BEGIN DATA SHOWN
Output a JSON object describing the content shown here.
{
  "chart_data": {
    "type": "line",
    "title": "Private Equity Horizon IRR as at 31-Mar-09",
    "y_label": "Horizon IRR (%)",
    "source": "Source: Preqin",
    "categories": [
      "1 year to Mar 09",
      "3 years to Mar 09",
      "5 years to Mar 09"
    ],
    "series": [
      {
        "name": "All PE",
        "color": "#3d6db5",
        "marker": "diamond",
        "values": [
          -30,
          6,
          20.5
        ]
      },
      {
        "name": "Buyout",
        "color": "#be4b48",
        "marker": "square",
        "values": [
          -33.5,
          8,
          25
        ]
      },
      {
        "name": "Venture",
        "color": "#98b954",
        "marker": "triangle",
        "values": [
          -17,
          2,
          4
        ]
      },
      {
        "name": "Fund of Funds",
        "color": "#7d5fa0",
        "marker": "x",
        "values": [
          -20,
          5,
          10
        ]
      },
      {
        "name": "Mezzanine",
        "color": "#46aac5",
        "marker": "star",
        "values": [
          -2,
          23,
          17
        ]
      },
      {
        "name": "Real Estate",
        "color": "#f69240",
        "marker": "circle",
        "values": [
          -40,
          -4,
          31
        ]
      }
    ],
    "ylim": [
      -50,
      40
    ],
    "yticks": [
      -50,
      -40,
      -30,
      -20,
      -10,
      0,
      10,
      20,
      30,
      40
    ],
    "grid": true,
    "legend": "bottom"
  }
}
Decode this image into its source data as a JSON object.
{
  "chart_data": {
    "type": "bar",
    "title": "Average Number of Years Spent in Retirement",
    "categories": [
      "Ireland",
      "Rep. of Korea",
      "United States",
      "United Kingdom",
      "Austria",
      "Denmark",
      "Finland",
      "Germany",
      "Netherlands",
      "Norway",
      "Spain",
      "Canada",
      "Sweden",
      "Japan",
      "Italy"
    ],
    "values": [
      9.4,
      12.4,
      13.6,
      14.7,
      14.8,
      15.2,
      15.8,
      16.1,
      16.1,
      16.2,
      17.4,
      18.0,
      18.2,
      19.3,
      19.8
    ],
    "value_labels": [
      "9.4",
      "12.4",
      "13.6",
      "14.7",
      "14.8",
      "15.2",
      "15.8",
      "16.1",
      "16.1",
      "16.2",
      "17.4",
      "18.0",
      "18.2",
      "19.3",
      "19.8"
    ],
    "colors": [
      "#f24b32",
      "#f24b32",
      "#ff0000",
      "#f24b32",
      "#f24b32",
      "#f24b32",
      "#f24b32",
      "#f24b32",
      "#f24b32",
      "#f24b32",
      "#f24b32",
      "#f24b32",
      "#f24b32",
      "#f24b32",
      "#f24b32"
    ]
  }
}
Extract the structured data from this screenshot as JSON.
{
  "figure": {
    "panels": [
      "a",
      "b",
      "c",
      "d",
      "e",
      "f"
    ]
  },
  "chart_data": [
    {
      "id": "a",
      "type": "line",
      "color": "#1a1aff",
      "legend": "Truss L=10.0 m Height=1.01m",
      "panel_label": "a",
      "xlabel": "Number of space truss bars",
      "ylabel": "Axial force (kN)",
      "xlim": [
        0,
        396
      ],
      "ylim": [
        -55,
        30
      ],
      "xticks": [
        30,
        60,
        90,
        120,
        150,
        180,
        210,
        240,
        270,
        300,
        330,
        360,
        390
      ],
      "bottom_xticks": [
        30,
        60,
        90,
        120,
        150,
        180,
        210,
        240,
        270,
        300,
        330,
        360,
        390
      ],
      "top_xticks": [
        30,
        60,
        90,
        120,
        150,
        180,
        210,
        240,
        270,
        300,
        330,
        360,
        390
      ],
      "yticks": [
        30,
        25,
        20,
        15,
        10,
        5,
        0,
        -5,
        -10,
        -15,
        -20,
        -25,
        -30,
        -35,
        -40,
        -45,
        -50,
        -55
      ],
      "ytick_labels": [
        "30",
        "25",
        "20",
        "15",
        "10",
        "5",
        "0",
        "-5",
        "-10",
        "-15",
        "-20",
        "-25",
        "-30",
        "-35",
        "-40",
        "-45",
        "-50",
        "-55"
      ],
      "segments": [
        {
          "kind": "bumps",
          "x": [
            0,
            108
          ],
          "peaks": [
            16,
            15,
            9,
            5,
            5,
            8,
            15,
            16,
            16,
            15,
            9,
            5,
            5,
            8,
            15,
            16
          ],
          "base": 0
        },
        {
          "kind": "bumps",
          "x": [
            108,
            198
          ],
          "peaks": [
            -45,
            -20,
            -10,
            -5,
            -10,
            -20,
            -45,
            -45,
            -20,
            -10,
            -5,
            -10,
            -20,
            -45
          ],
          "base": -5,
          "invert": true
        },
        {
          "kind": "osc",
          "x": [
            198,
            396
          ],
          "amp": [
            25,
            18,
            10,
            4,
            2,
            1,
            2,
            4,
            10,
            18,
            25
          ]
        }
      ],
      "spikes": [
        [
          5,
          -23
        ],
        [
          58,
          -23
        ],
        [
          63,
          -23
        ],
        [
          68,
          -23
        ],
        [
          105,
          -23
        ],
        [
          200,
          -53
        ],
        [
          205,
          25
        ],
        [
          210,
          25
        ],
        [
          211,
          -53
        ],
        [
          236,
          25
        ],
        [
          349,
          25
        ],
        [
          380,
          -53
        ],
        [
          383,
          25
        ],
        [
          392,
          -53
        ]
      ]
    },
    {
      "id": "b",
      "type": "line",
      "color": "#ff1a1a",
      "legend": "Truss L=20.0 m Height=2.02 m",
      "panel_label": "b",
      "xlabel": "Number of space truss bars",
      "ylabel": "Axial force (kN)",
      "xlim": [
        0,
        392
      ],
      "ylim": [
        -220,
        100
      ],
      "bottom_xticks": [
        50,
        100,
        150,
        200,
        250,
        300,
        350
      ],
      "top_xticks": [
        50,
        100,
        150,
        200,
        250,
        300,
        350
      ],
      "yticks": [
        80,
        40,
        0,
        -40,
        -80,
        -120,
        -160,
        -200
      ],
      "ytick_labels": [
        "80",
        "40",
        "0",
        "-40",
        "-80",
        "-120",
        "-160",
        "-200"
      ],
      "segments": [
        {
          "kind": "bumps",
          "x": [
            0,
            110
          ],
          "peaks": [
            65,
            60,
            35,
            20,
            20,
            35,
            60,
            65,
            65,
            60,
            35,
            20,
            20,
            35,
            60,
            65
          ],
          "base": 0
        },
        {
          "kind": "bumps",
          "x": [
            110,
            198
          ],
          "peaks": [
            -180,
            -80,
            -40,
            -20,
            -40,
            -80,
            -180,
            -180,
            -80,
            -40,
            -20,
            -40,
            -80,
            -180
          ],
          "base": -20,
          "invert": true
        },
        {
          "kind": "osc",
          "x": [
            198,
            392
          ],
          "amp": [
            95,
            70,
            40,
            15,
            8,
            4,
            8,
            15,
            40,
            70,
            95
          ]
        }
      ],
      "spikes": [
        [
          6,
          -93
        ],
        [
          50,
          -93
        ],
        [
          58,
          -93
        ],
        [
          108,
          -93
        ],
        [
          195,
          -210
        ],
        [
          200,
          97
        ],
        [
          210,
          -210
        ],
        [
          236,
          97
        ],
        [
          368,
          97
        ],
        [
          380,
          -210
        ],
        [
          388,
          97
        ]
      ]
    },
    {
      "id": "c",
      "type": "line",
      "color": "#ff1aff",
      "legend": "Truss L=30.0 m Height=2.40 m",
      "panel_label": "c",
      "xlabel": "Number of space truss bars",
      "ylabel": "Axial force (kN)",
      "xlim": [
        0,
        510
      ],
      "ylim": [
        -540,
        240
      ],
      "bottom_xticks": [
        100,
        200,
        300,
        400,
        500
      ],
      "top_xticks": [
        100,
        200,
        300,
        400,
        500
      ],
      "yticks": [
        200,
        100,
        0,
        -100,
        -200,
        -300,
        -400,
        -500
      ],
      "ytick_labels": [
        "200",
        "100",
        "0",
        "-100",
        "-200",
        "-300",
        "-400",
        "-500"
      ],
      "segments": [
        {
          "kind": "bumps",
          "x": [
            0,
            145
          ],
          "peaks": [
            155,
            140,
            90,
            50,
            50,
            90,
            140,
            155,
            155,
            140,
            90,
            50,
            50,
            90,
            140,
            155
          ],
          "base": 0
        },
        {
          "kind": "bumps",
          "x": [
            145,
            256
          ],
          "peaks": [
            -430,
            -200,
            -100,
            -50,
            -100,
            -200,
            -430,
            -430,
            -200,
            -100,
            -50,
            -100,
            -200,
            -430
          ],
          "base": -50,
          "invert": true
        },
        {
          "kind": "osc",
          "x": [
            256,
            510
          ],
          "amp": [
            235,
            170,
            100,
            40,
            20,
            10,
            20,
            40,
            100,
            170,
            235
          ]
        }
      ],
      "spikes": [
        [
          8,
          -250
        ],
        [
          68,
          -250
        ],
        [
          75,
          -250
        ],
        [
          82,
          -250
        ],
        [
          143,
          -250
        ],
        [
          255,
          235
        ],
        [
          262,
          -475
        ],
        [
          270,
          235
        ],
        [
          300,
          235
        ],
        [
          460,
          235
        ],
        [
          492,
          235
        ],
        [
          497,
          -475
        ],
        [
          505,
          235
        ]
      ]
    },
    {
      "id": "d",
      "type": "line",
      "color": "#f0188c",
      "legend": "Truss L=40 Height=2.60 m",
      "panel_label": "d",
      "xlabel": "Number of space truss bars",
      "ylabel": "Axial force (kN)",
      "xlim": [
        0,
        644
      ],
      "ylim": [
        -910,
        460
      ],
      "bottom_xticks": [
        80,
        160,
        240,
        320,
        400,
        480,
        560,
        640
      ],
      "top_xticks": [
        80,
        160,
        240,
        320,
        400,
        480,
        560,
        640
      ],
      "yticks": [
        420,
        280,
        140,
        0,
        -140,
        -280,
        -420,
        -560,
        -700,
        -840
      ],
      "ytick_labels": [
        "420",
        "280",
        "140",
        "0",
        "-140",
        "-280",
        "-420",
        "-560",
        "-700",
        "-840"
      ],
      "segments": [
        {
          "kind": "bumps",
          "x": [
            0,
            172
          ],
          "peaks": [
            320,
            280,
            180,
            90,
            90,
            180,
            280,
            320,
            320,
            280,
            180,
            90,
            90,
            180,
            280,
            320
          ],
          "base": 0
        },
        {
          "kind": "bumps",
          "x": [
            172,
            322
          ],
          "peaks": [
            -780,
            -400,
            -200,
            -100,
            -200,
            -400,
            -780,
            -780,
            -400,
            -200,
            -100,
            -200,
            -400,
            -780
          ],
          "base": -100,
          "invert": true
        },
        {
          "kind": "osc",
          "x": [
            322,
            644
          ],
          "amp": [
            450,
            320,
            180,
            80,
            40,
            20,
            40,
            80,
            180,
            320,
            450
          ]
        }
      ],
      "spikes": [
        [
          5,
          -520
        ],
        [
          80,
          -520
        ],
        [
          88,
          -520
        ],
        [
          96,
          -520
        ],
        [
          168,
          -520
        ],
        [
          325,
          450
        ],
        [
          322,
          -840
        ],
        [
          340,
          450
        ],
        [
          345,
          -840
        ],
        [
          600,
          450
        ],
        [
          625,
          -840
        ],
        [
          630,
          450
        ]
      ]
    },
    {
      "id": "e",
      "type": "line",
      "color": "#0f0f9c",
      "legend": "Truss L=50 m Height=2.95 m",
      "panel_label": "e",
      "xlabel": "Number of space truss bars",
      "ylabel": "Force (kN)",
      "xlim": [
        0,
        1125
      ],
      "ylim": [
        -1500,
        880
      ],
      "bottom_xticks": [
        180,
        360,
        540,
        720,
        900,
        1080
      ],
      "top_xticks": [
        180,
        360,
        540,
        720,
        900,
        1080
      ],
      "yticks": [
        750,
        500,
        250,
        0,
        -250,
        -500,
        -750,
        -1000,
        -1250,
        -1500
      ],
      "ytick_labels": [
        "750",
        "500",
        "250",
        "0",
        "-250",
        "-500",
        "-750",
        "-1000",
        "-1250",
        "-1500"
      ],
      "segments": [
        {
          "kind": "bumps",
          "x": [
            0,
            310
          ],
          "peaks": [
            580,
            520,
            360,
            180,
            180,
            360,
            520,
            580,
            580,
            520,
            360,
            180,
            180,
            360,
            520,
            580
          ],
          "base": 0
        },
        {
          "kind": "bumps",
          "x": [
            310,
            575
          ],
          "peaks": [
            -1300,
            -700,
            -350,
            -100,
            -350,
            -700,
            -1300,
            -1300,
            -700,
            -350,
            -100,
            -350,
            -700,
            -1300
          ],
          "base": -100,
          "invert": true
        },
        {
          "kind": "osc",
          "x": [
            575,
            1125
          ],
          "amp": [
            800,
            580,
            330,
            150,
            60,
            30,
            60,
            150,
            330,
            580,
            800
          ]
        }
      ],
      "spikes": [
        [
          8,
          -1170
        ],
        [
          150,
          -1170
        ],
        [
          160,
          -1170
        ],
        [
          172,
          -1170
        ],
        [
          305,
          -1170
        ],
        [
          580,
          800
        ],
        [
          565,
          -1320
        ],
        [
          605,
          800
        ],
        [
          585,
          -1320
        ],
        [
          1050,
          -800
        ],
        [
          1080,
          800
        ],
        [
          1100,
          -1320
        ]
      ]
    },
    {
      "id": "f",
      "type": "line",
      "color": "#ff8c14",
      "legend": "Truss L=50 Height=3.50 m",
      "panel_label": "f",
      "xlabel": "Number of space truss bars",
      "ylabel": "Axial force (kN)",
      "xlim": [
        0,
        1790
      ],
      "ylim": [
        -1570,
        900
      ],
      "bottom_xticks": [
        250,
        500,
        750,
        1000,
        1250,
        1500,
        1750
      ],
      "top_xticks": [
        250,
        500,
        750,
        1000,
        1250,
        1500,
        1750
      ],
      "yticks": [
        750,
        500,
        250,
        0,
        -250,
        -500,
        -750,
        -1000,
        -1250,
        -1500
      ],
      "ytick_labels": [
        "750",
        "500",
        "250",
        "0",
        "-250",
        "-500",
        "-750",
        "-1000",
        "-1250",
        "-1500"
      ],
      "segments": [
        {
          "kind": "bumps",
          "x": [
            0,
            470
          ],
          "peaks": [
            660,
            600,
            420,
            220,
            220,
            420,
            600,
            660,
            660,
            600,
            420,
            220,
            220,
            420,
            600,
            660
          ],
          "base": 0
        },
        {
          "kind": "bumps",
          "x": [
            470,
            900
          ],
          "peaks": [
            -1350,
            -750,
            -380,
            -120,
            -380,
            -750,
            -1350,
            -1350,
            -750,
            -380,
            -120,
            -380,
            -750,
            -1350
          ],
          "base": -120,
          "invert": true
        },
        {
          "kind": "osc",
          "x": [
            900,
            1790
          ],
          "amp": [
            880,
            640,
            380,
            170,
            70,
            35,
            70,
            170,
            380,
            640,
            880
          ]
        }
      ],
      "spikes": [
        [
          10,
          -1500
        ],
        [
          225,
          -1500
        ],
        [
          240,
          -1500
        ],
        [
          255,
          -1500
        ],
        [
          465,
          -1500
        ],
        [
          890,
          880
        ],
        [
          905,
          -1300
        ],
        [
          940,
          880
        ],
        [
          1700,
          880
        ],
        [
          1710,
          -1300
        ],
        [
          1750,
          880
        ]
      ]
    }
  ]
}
END DATA SHOWN
WORK TO DO: Of the lines above, how many hold the string "Height"? Answer with only the number.

ANSWER TO THE TASK: 6